#### Given data:
□ □ □ □ □

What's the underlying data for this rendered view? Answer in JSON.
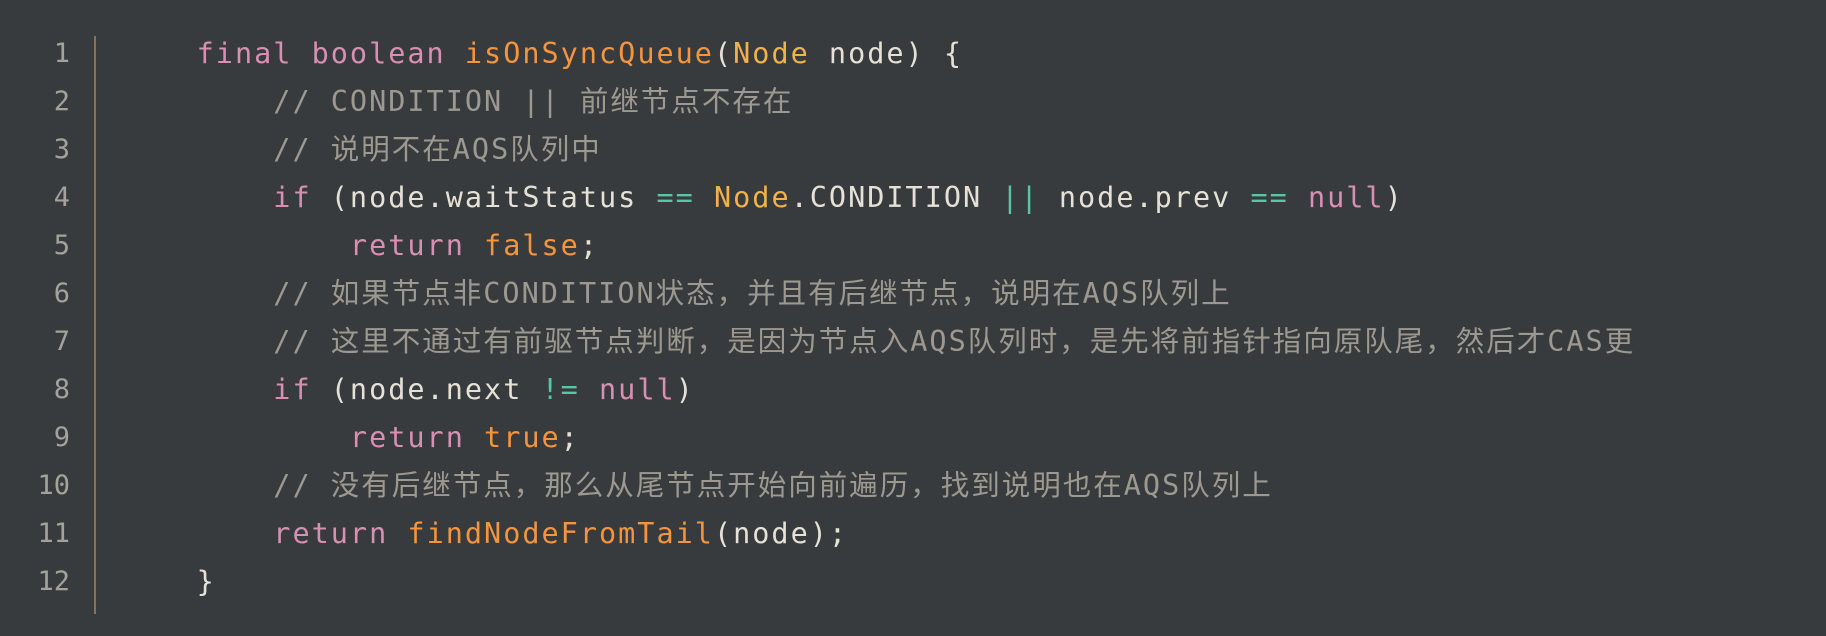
{
  "editor": {
    "line_numbers": [
      "1",
      "2",
      "3",
      "4",
      "5",
      "6",
      "7",
      "8",
      "9",
      "10",
      "11",
      "12"
    ],
    "lines": [
      [
        {
          "t": "    ",
          "c": "plain"
        },
        {
          "t": "final",
          "c": "kw"
        },
        {
          "t": " ",
          "c": "plain"
        },
        {
          "t": "boolean",
          "c": "kw"
        },
        {
          "t": " ",
          "c": "plain"
        },
        {
          "t": "isOnSyncQueue",
          "c": "fn"
        },
        {
          "t": "(",
          "c": "pn"
        },
        {
          "t": "Node",
          "c": "type"
        },
        {
          "t": " node) {",
          "c": "plain"
        }
      ],
      [
        {
          "t": "        ",
          "c": "plain"
        },
        {
          "t": "// CONDITION || 前继节点不存在",
          "c": "cm"
        }
      ],
      [
        {
          "t": "        ",
          "c": "plain"
        },
        {
          "t": "// 说明不在AQS队列中",
          "c": "cm"
        }
      ],
      [
        {
          "t": "        ",
          "c": "plain"
        },
        {
          "t": "if",
          "c": "kw"
        },
        {
          "t": " (node.waitStatus ",
          "c": "plain"
        },
        {
          "t": "==",
          "c": "op"
        },
        {
          "t": " ",
          "c": "plain"
        },
        {
          "t": "Node",
          "c": "type"
        },
        {
          "t": ".CONDITION ",
          "c": "plain"
        },
        {
          "t": "||",
          "c": "op"
        },
        {
          "t": " node.prev ",
          "c": "plain"
        },
        {
          "t": "==",
          "c": "op"
        },
        {
          "t": " ",
          "c": "plain"
        },
        {
          "t": "null",
          "c": "kw"
        },
        {
          "t": ")",
          "c": "pn"
        }
      ],
      [
        {
          "t": "            ",
          "c": "plain"
        },
        {
          "t": "return",
          "c": "kw"
        },
        {
          "t": " ",
          "c": "plain"
        },
        {
          "t": "false",
          "c": "fn"
        },
        {
          "t": ";",
          "c": "pn"
        }
      ],
      [
        {
          "t": "        ",
          "c": "plain"
        },
        {
          "t": "// 如果节点非CONDITION状态，并且有后继节点，说明在AQS队列上",
          "c": "cm"
        }
      ],
      [
        {
          "t": "        ",
          "c": "plain"
        },
        {
          "t": "// 这里不通过有前驱节点判断，是因为节点入AQS队列时，是先将前指针指向原队尾，然后才CAS更",
          "c": "cm"
        }
      ],
      [
        {
          "t": "        ",
          "c": "plain"
        },
        {
          "t": "if",
          "c": "kw"
        },
        {
          "t": " (node.next ",
          "c": "plain"
        },
        {
          "t": "!=",
          "c": "op"
        },
        {
          "t": " ",
          "c": "plain"
        },
        {
          "t": "null",
          "c": "kw"
        },
        {
          "t": ")",
          "c": "pn"
        }
      ],
      [
        {
          "t": "            ",
          "c": "plain"
        },
        {
          "t": "return",
          "c": "kw"
        },
        {
          "t": " ",
          "c": "plain"
        },
        {
          "t": "true",
          "c": "fn"
        },
        {
          "t": ";",
          "c": "pn"
        }
      ],
      [
        {
          "t": "        ",
          "c": "plain"
        },
        {
          "t": "// 没有后继节点，那么从尾节点开始向前遍历，找到说明也在AQS队列上",
          "c": "cm"
        }
      ],
      [
        {
          "t": "        ",
          "c": "plain"
        },
        {
          "t": "return",
          "c": "kw"
        },
        {
          "t": " ",
          "c": "plain"
        },
        {
          "t": "findNodeFromTail",
          "c": "fn"
        },
        {
          "t": "(node);",
          "c": "plain"
        }
      ],
      [
        {
          "t": "    ",
          "c": "plain"
        },
        {
          "t": "}",
          "c": "plain"
        }
      ]
    ]
  },
  "colors": {
    "background": "#383b3d",
    "keyword": "#d78fb3",
    "function": "#f3943f",
    "type": "#f2b24a",
    "operator": "#55c6a6",
    "comment": "#9d9990",
    "text": "#e6e1d6",
    "line_number": "#a5a29b",
    "gutter_divider": "#8a7350"
  }
}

□ □ □ □ □

Repeat the records above exactly, leaving out any pictures they contain.

What's the underlying data for this rendered view? Answer in JSON.
{
  "editor": {
    "line_numbers": [
      "1",
      "2",
      "3",
      "4",
      "5",
      "6",
      "7",
      "8",
      "9",
      "10",
      "11",
      "12"
    ],
    "lines": [
      [
        {
          "t": "    ",
          "c": "plain"
        },
        {
          "t": "final",
          "c": "kw"
        },
        {
          "t": " ",
          "c": "plain"
        },
        {
          "t": "boolean",
          "c": "kw"
        },
        {
          "t": " ",
          "c": "plain"
        },
        {
          "t": "isOnSyncQueue",
          "c": "fn"
        },
        {
          "t": "(",
          "c": "pn"
        },
        {
          "t": "Node",
          "c": "type"
        },
        {
          "t": " node) {",
          "c": "plain"
        }
      ],
      [
        {
          "t": "        ",
          "c": "plain"
        },
        {
          "t": "// CONDITION || 前继节点不存在",
          "c": "cm"
        }
      ],
      [
        {
          "t": "        ",
          "c": "plain"
        },
        {
          "t": "// 说明不在AQS队列中",
          "c": "cm"
        }
      ],
      [
        {
          "t": "        ",
          "c": "plain"
        },
        {
          "t": "if",
          "c": "kw"
        },
        {
          "t": " (node.waitStatus ",
          "c": "plain"
        },
        {
          "t": "==",
          "c": "op"
        },
        {
          "t": " ",
          "c": "plain"
        },
        {
          "t": "Node",
          "c": "type"
        },
        {
          "t": ".CONDITION ",
          "c": "plain"
        },
        {
          "t": "||",
          "c": "op"
        },
        {
          "t": " node.prev ",
          "c": "plain"
        },
        {
          "t": "==",
          "c": "op"
        },
        {
          "t": " ",
          "c": "plain"
        },
        {
          "t": "null",
          "c": "kw"
        },
        {
          "t": ")",
          "c": "pn"
        }
      ],
      [
        {
          "t": "            ",
          "c": "plain"
        },
        {
          "t": "return",
          "c": "kw"
        },
        {
          "t": " ",
          "c": "plain"
        },
        {
          "t": "false",
          "c": "fn"
        },
        {
          "t": ";",
          "c": "pn"
        }
      ],
      [
        {
          "t": "        ",
          "c": "plain"
        },
        {
          "t": "// 如果节点非CONDITION状态，并且有后继节点，说明在AQS队列上",
          "c": "cm"
        }
      ],
      [
        {
          "t": "        ",
          "c": "plain"
        },
        {
          "t": "// 这里不通过有前驱节点判断，是因为节点入AQS队列时，是先将前指针指向原队尾，然后才CAS更",
          "c": "cm"
        }
      ],
      [
        {
          "t": "        ",
          "c": "plain"
        },
        {
          "t": "if",
          "c": "kw"
        },
        {
          "t": " (node.next ",
          "c": "plain"
        },
        {
          "t": "!=",
          "c": "op"
        },
        {
          "t": " ",
          "c": "plain"
        },
        {
          "t": "null",
          "c": "kw"
        },
        {
          "t": ")",
          "c": "pn"
        }
      ],
      [
        {
          "t": "            ",
          "c": "plain"
        },
        {
          "t": "return",
          "c": "kw"
        },
        {
          "t": " ",
          "c": "plain"
        },
        {
          "t": "true",
          "c": "fn"
        },
        {
          "t": ";",
          "c": "pn"
        }
      ],
      [
        {
          "t": "        ",
          "c": "plain"
        },
        {
          "t": "// 没有后继节点，那么从尾节点开始向前遍历，找到说明也在AQS队列上",
          "c": "cm"
        }
      ],
      [
        {
          "t": "        ",
          "c": "plain"
        },
        {
          "t": "return",
          "c": "kw"
        },
        {
          "t": " ",
          "c": "plain"
        },
        {
          "t": "findNodeFromTail",
          "c": "fn"
        },
        {
          "t": "(node);",
          "c": "plain"
        }
      ],
      [
        {
          "t": "    ",
          "c": "plain"
        },
        {
          "t": "}",
          "c": "plain"
        }
      ]
    ]
  },
  "colors": {
    "background": "#383b3d",
    "keyword": "#d78fb3",
    "function": "#f3943f",
    "type": "#f2b24a",
    "operator": "#55c6a6",
    "comment": "#9d9990",
    "text": "#e6e1d6",
    "line_number": "#a5a29b",
    "gutter_divider": "#8a7350"
  }
}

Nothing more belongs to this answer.